-- Start Data provided --

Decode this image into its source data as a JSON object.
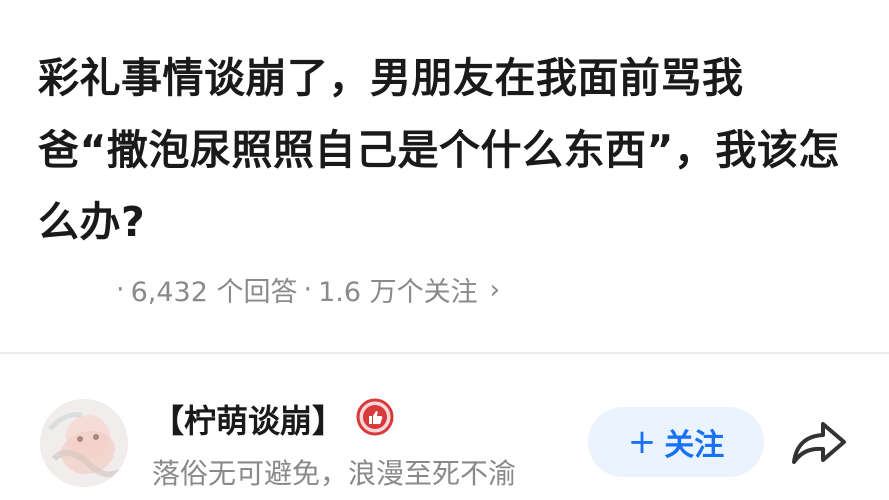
{
  "question": {
    "title": "彩礼事情谈崩了，男朋友在我面前骂我爸“撒泡尿照照自己是个什么东西”，我该怎么办?",
    "answers": "6,432 个回答",
    "followers": "1.6 万个关注",
    "separator": "·",
    "more_chevron": "›"
  },
  "author": {
    "name": "【柠萌谈崩】",
    "bio": "落俗无可避免，浪漫至死不渝",
    "avatar_icon": "avatar-illustration",
    "badge_icon": "thumbs-up-badge-icon",
    "badge_color": "#d8393a"
  },
  "actions": {
    "follow_plus": "+",
    "follow_label": "关注",
    "follow_color": "#1772f6",
    "follow_bg": "#ebf3ff",
    "share_icon": "share-icon"
  }
}
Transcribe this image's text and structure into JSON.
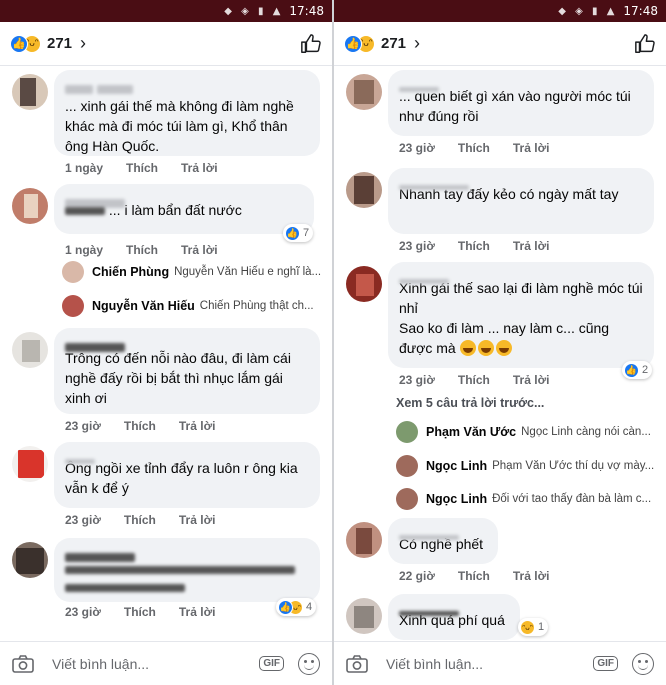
{
  "status": {
    "time": "17:48"
  },
  "left": {
    "reaction_count": "271",
    "comments": [
      {
        "text": "... xinh gái thế mà không đi làm nghề khác mà đi móc túi làm gì, Khổ thân ông Hàn Quốc.",
        "time": "1 ngày",
        "like": "Thích",
        "reply": "Trả lời"
      },
      {
        "text": "... i làm bẩn đất nước",
        "time": "1 ngày",
        "like": "Thích",
        "reply": "Trả lời",
        "reactions": "7"
      },
      {
        "text": "Trông có đến nỗi nào đâu, đi làm cái nghề đấy rồi bị bắt thì nhục lắm gái xinh ơi",
        "time": "23 giờ",
        "like": "Thích",
        "reply": "Trả lời"
      },
      {
        "text": "Ông ngồi xe tỉnh đẩy ra luôn r ông kia vẫn k để ý",
        "time": "23 giờ",
        "like": "Thích",
        "reply": "Trả lời"
      },
      {
        "text": "",
        "time": "23 giờ",
        "like": "Thích",
        "reply": "Trả lời",
        "reactions": "4"
      }
    ],
    "replies": [
      {
        "name": "Chiến Phùng",
        "text": "Nguyễn Văn Hiếu e nghĩ là..."
      },
      {
        "name": "Nguyễn Văn Hiếu",
        "text": "Chiến Phùng thật ch..."
      }
    ],
    "composer": {
      "placeholder": "Viết bình luận...",
      "gif": "GIF"
    }
  },
  "right": {
    "reaction_count": "271",
    "comments": [
      {
        "text": "... quen biết gì xán vào người móc túi như đúng rồi",
        "time": "23 giờ",
        "like": "Thích",
        "reply": "Trả lời"
      },
      {
        "text": "Nhanh tay đấy kẻo có ngày mất tay",
        "time": "23 giờ",
        "like": "Thích",
        "reply": "Trả lời"
      },
      {
        "text1": "Xinh gái thế sao lại đi làm nghề móc túi nhỉ",
        "text2": "Sao ko đi làm ... nay làm c... cũng được mà",
        "time": "23 giờ",
        "like": "Thích",
        "reply": "Trả lời",
        "reactions": "2"
      },
      {
        "text": "Có nghề phết",
        "time": "22 giờ",
        "like": "Thích",
        "reply": "Trả lời"
      },
      {
        "text": "Xinh quá phí quá",
        "reactions": "1"
      }
    ],
    "more_replies": "Xem 5 câu trả lời trước...",
    "replies": [
      {
        "name": "Phạm Văn Ước",
        "text": "Ngọc Linh càng nói càn..."
      },
      {
        "name": "Ngọc Linh",
        "text": "Phạm Văn Ước thí dụ vợ mày..."
      },
      {
        "name": "Ngọc Linh",
        "text": "Đối với tao thấy đàn bà làm c..."
      }
    ],
    "composer": {
      "placeholder": "Viết bình luận...",
      "gif": "GIF"
    }
  },
  "colors": {
    "accent": "#1877f2",
    "bubble": "#f0f2f5",
    "meta": "#65676b"
  }
}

-- End Data provided --

Task instructions
State the count of lines above containing the string "image", and add nothing to it.

Output
2